EXERCISE REQUIREMENTS
Read the lines below. Copy out any that hold the string "модернизации".

Stored records

-- begin --

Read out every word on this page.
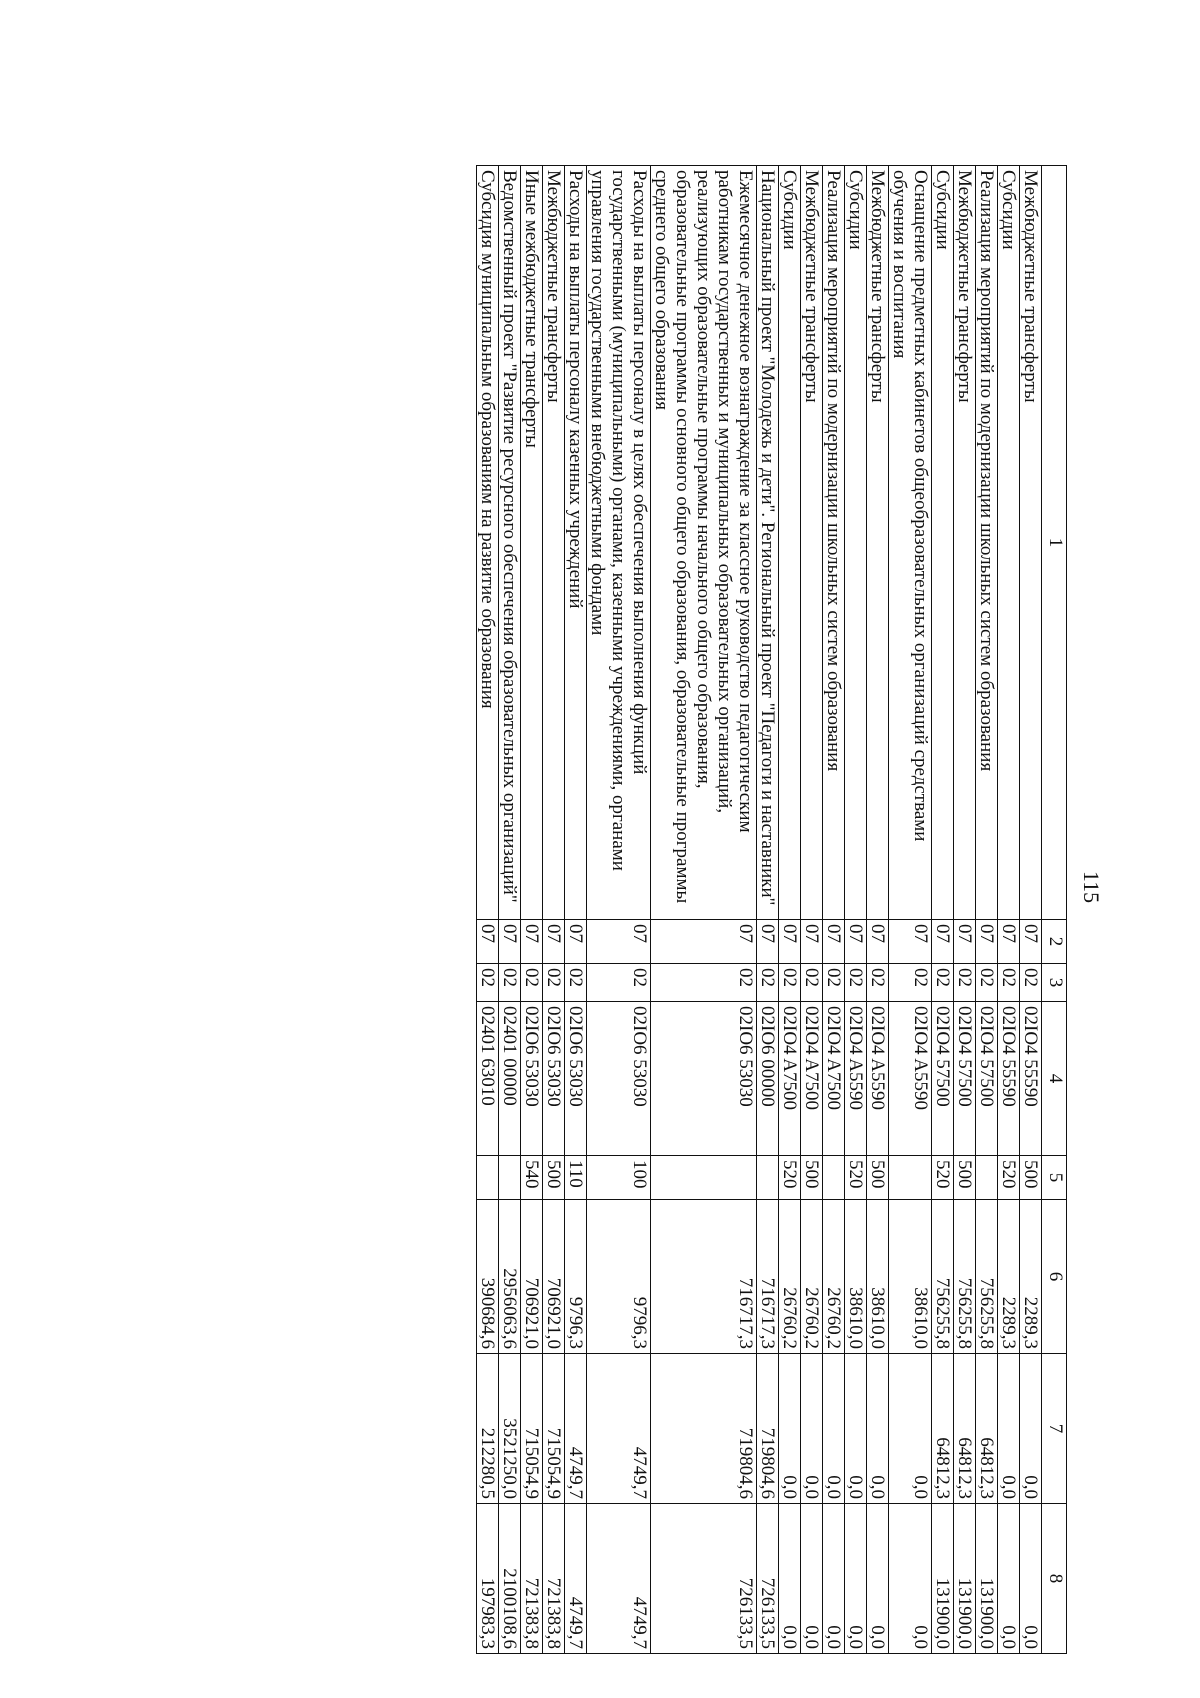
115
1	2	3	4	5	6	7	8
Межбюджетные трансферты	07	02	02IO4 55590	500	2289,3	0,0	0,0
Субсидии	07	02	02IO4 55590	520	2289,3	0,0	0,0
Реализация мероприятий по модернизации школьных систем образования	07	02	02IO4 57500		756255,8	64812,3	131900,0
Межбюджетные трансферты	07	02	02IO4 57500	500	756255,8	64812,3	131900,0
Субсидии	07	02	02IO4 57500	520	756255,8	64812,3	131900,0
Оснащение предметных кабинетов общеобразовательных организаций средствами обучения и воспитания	07	02	02IO4 A5590		38610,0	0,0	0,0
Межбюджетные трансферты	07	02	02IO4 A5590	500	38610,0	0,0	0,0
Субсидии	07	02	02IO4 A5590	520	38610,0	0,0	0,0
Реализация мероприятий по модернизации школьных систем образования	07	02	02IO4 A7500		26760,2	0,0	0,0
Межбюджетные трансферты	07	02	02IO4 A7500	500	26760,2	0,0	0,0
Субсидии	07	02	02IO4 A7500	520	26760,2	0,0	0,0
Национальный проект "Молодежь и дети". Региональный проект "Педагоги и наставники"	07	02	02IO6 00000		716717,3	719804,6	726133,5
Ежемесячное денежное вознаграждение за классное руководство педагогическим работникам государственных и муниципальных образовательных организаций, реализующих образовательные программы начального общего образования, образовательные программы основного общего образования, образовательные программы среднего общего образования	07	02	02IO6 53030		716717,3	719804,6	726133,5
Расходы на выплаты персоналу в целях обеспечения выполнения функций государственными (муниципальными) органами, казенными учреждениями, органами управления государственными внебюджетными фондами	07	02	02IO6 53030	100	9796,3	4749,7	4749,7
Расходы на выплаты персоналу казенных учреждений	07	02	02IO6 53030	110	9796,3	4749,7	4749,7
Межбюджетные трансферты	07	02	02IO6 53030	500	706921,0	715054,9	721383,8
Иные межбюджетные трансферты	07	02	02IO6 53030	540	706921,0	715054,9	721383,8
Ведомственный проект "Развитие ресурсного обеспечения образовательных организаций"	07	02	02401 00000		2956063,6	3521250,0	2100108,6
Субсидия муниципальным образованиям на развитие образования	07	02	02401 63010		390684,6	212280,5	197983,3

-- end --

THE COMPLETED TASK
Реализация мероприятий по модернизации школьных систем образования	07	02	02IO4 57500		756255,8	64812,3	131900,0
Реализация мероприятий по модернизации школьных систем образования	07	02	02IO4 A7500		26760,2	0,0	0,0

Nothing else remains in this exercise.